**THE TASK**: Gather from the listing below each line that includes the word "annotation", and copy it.

**DATA FOR THIS TASK**:
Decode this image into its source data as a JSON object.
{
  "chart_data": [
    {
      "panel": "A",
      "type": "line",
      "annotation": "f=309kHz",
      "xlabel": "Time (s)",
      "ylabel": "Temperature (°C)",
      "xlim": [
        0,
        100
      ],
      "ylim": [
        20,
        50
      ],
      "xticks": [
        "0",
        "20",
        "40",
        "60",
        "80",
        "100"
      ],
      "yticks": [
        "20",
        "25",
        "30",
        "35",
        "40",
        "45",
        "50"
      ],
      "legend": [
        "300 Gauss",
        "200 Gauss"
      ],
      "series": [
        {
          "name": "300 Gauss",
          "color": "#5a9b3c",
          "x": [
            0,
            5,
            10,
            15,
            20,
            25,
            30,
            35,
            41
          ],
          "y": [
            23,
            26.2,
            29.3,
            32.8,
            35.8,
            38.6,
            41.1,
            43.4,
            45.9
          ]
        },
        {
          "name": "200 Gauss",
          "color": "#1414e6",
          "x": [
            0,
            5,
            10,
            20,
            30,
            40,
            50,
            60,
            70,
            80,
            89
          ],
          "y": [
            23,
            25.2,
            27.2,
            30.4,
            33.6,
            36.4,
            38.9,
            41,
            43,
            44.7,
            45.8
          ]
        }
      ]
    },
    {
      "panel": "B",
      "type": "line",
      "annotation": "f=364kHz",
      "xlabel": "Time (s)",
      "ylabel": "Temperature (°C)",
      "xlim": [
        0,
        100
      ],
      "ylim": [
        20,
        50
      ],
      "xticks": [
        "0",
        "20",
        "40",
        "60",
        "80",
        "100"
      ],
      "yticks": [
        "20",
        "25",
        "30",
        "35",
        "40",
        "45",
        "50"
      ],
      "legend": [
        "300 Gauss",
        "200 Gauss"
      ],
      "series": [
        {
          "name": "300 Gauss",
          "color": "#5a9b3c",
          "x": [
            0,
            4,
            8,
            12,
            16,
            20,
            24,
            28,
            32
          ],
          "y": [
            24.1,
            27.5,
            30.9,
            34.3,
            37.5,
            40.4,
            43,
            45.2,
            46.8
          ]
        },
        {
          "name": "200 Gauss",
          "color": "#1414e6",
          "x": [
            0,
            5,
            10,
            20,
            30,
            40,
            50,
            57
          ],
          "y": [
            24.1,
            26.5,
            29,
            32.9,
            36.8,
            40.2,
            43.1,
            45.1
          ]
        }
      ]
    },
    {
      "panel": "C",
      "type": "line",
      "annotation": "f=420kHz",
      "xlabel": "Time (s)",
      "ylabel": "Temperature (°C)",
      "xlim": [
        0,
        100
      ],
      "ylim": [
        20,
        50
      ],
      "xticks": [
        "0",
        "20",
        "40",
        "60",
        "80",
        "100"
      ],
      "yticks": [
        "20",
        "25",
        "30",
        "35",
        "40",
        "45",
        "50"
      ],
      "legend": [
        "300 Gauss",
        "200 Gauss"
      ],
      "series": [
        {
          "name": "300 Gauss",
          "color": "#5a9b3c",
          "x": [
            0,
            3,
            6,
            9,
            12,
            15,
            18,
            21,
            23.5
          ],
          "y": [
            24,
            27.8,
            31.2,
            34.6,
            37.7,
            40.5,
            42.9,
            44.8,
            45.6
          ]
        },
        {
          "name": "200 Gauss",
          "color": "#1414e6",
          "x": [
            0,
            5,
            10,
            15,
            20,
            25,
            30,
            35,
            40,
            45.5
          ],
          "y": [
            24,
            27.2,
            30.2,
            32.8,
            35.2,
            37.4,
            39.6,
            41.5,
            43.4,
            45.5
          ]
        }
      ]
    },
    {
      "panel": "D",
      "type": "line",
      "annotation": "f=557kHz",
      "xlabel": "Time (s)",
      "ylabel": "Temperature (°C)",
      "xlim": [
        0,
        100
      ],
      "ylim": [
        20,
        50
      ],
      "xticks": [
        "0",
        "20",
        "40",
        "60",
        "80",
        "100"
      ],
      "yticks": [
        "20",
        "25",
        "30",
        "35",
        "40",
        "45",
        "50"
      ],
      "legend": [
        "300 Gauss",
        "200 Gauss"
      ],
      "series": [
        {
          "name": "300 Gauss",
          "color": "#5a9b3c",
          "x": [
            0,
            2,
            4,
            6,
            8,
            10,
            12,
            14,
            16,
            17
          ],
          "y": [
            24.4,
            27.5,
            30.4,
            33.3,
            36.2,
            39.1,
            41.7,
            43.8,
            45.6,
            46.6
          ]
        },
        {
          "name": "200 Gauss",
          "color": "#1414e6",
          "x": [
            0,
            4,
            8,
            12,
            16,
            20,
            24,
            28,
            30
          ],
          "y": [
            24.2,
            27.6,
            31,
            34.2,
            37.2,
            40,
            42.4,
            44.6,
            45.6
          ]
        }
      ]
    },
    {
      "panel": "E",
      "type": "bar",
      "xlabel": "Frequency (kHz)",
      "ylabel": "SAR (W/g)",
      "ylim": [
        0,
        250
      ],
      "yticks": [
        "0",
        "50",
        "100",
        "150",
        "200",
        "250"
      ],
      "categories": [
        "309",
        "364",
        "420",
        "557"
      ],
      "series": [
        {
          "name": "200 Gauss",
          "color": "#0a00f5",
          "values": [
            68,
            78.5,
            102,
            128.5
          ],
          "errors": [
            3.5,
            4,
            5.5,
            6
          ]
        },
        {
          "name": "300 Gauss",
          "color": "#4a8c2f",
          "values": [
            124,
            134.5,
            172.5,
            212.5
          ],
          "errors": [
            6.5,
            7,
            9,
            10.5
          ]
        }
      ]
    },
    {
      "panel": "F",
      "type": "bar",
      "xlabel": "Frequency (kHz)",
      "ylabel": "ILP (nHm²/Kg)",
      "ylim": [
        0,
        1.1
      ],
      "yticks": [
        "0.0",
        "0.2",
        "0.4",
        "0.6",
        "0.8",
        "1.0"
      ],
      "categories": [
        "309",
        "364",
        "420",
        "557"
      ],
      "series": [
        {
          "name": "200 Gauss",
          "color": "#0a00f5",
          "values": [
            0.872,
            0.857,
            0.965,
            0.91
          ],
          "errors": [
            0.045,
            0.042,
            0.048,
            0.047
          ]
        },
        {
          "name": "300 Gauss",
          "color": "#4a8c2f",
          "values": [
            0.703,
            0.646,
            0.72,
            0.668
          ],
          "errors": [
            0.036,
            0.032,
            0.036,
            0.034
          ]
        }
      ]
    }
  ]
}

**OUTPUT BELOW**:
      "annotation": "f=309kHz",
      "annotation": "f=364kHz",
      "annotation": "f=420kHz",
      "annotation": "f=557kHz",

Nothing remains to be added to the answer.